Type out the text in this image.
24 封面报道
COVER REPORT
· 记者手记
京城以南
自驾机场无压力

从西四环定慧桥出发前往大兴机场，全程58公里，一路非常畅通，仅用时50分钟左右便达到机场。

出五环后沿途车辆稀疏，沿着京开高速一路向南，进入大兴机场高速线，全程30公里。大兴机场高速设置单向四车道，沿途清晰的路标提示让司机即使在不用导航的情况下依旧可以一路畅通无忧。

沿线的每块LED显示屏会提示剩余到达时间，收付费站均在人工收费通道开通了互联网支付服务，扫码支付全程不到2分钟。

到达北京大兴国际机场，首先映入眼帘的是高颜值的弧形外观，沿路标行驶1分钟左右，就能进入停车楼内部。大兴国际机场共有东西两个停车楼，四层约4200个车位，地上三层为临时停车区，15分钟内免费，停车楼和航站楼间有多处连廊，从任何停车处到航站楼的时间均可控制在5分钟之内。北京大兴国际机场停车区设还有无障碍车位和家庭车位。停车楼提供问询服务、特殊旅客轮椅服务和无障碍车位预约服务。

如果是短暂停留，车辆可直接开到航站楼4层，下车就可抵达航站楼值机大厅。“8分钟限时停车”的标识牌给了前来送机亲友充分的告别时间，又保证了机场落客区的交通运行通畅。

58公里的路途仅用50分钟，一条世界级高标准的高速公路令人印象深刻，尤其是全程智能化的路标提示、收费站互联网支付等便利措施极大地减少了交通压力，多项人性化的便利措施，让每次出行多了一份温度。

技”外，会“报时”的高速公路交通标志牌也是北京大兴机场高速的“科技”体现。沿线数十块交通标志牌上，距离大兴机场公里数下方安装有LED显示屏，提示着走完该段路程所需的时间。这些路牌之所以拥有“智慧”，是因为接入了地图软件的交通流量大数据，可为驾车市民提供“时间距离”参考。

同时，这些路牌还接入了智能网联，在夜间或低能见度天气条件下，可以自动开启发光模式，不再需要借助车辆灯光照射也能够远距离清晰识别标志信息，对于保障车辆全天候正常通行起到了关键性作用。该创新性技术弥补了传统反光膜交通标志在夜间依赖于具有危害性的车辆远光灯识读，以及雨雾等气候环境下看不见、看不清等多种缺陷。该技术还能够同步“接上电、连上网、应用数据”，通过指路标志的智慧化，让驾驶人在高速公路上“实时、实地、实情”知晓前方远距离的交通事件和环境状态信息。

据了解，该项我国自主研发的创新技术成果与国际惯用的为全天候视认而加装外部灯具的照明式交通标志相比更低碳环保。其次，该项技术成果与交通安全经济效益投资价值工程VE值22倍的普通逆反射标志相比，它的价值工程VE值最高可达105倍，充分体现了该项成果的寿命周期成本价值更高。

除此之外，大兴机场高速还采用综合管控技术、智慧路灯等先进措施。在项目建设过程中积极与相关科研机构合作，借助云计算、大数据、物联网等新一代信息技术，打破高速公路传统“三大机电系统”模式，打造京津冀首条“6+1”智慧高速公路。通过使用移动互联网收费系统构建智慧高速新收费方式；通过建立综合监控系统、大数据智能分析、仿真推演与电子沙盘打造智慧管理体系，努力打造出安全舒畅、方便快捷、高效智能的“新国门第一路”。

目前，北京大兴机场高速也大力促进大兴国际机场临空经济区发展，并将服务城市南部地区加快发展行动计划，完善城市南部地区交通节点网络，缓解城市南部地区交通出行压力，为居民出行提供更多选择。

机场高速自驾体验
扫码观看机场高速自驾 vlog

════════

- _Exercise_: Each line above is to be repeated exactly.

- _Reply_:
Type out the text in this image.
24 封面报道
COVER REPORT
· 记者手记
京城以南
自驾机场无压力

从西四环定慧桥出发前往大兴机场，全程58公里，一路非常畅通，仅用时50分钟左右便达到机场。

出五环后沿途车辆稀疏，沿着京开高速一路向南，进入大兴机场高速线，全程30公里。大兴机场高速设置单向四车道，沿途清晰的路标提示让司机即使在不用导航的情况下依旧可以一路畅通无忧。

沿线的每块LED显示屏会提示剩余到达时间，收付费站均在人工收费通道开通了互联网支付服务，扫码支付全程不到2分钟。

到达北京大兴国际机场，首先映入眼帘的是高颜值的弧形外观，沿路标行驶1分钟左右，就能进入停车楼内部。大兴国际机场共有东西两个停车楼，四层约4200个车位，地上三层为临时停车区，15分钟内免费，停车楼和航站楼间有多处连廊，从任何停车处到航站楼的时间均可控制在5分钟之内。北京大兴国际机场停车区设还有无障碍车位和家庭车位。停车楼提供问询服务、特殊旅客轮椅服务和无障碍车位预约服务。

如果是短暂停留，车辆可直接开到航站楼4层，下车就可抵达航站楼值机大厅。“8分钟限时停车”的标识牌给了前来送机亲友充分的告别时间，又保证了机场落客区的交通运行通畅。

58公里的路途仅用50分钟，一条世界级高标准的高速公路令人印象深刻，尤其是全程智能化的路标提示、收费站互联网支付等便利措施极大地减少了交通压力，多项人性化的便利措施，让每次出行多了一份温度。

技”外，会“报时”的高速公路交通标志牌也是北京大兴机场高速的“科技”体现。沿线数十块交通标志牌上，距离大兴机场公里数下方安装有LED显示屏，提示着走完该段路程所需的时间。这些路牌之所以拥有“智慧”，是因为接入了地图软件的交通流量大数据，可为驾车市民提供“时间距离”参考。

同时，这些路牌还接入了智能网联，在夜间或低能见度天气条件下，可以自动开启发光模式，不再需要借助车辆灯光照射也能够远距离清晰识别标志信息，对于保障车辆全天候正常通行起到了关键性作用。该创新性技术弥补了传统反光膜交通标志在夜间依赖于具有危害性的车辆远光灯识读，以及雨雾等气候环境下看不见、看不清等多种缺陷。该技术还能够同步“接上电、连上网、应用数据”，通过指路标志的智慧化，让驾驶人在高速公路上“实时、实地、实情”知晓前方远距离的交通事件和环境状态信息。

据了解，该项我国自主研发的创新技术成果与国际惯用的为全天候视认而加装外部灯具的照明式交通标志相比更低碳环保。其次，该项技术成果与交通安全经济效益投资价值工程VE值22倍的普通逆反射标志相比，它的价值工程VE值最高可达105倍，充分体现了该项成果的寿命周期成本价值更高。

除此之外，大兴机场高速还采用综合管控技术、智慧路灯等先进措施。在项目建设过程中积极与相关科研机构合作，借助云计算、大数据、物联网等新一代信息技术，打破高速公路传统“三大机电系统”模式，打造京津冀首条“6+1”智慧高速公路。通过使用移动互联网收费系统构建智慧高速新收费方式；通过建立综合监控系统、大数据智能分析、仿真推演与电子沙盘打造智慧管理体系，努力打造出安全舒畅、方便快捷、高效智能的“新国门第一路”。

目前，北京大兴机场高速也大力促进大兴国际机场临空经济区发展，并将服务城市南部地区加快发展行动计划，完善城市南部地区交通节点网络，缓解城市南部地区交通出行压力，为居民出行提供更多选择。

机场高速自驾体验
扫码观看机场高速自驾 vlog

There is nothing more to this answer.